### Exercise instructions
Rewrite everything from "A September article" down to "memes and jokes." in the deepfake article, swapping "social media" for "online platforms".

### Page excerpt
=-=-=-=-=
GetReal Labs’ founder Hany Farid told Wired, “Anybody who tells you that the solution to this problem is to just train an AI model is either a fool or a liar.” 

Emphasizing the importance of tackling the problem of manipulated media, Farid said, “the poisoning of the human mind is an existential threat to our democracy.”

Election dangers? 

Deepfake videos, with their potential in sowing chaos and confusion, can be dangerous within the context of elections.

With the 2025 Philippine midterm elections coming up, it’s important for people to learn how to quickly and properly identify a deepfake video, so as not to be swayed by its efforts to manipulate. 

How big of a threat are deepfake videos currently to our election? Let’s take a look at the current 2024 US presidential election cycle. 

A September article by NPR noted that while there has been widespread concern on deepfake videos and audio “doing or saying something they didn’t,” the biggest use of AI in disinformation has been in boosting the volume of fake content on social media, fake accounts, and fake news stories, or generating memes and jokes. 

The Trump campaign, for instance, ran an AI-generated image of a fake Taylor Swift endorsement, which the singer responded to in her later endorsement of Democratic candidate Kamala Harris. 

The threat of deepfake videos has truly yet to materialize, less than two months before the US elections, the site reported. US adversaries Russia and Iran are using AI to “quickly and more convincingly tailor often-polarizing content aimed at swaying American voters” — just not necessarily, deepfake videos. 

China is also using AI to boost its influence operations, but has not specifically targeted the US elections. 

That said, Filipinos have a reason to look out for potential Russian and China influence operations in the upcoming elections, including the potential use of AI-generated content and deepfake videos. Rappler in 2019 already found links between the disinformation ecosystem in the Philippines to Russia and the St. Petersburg-based Internet Research Agency (IRA), a state-sponsored troll farm, while China propaganda is seeded online in the country.

Now, why haven’t deepfake videos been deployed in a more widespread manner? US think tank RAND said the cost and computational resources needed to create an incredibly realistic deepfake are high, and that’s one factor.
=-=-=-=-=
### Collected data
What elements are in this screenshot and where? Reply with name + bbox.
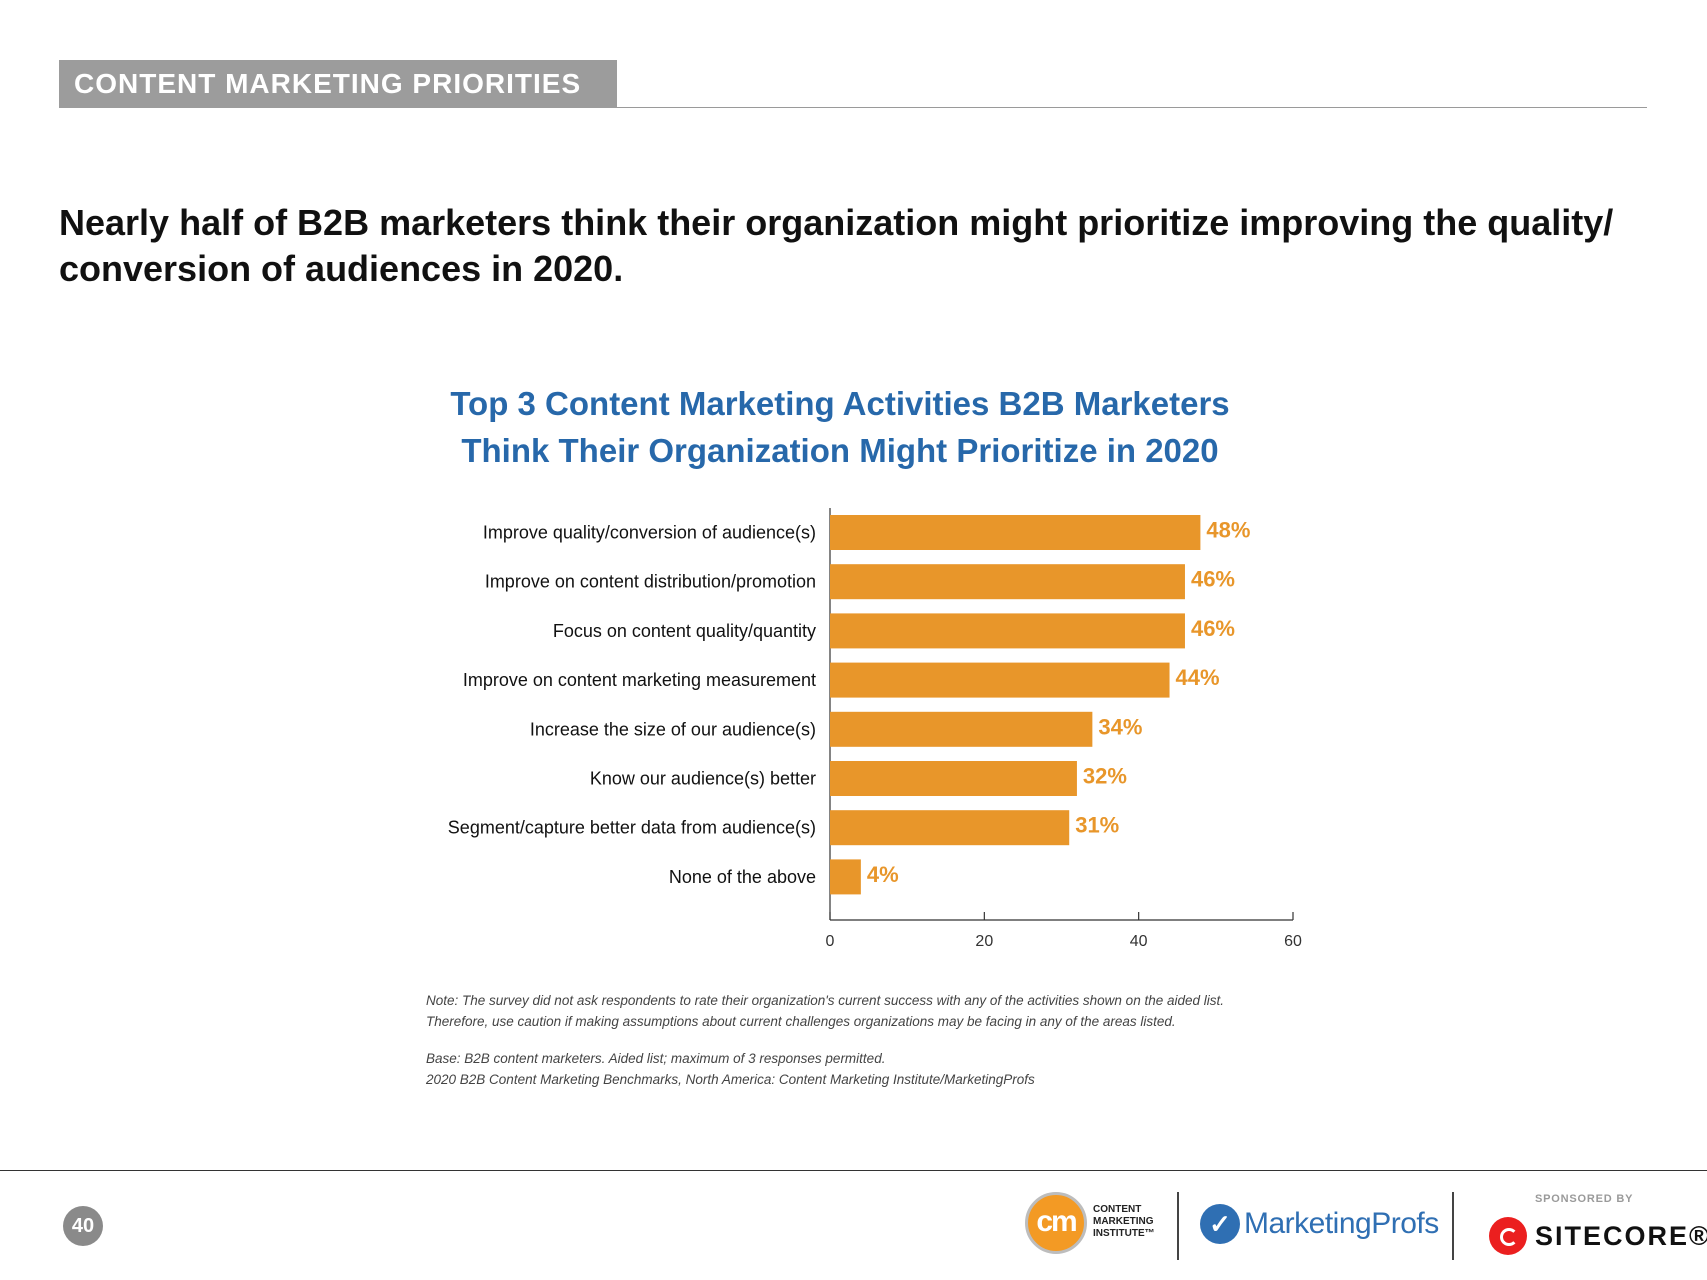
=-=-=-=-=
### Written solution
A September article by NPR noted that while there has been widespread concern on deepfake videos and audio “doing or saying something they didn’t,” the biggest use of AI in disinformation has been in boosting the volume of fake content on online platforms, fake accounts, and fake news stories, or generating memes and jokes.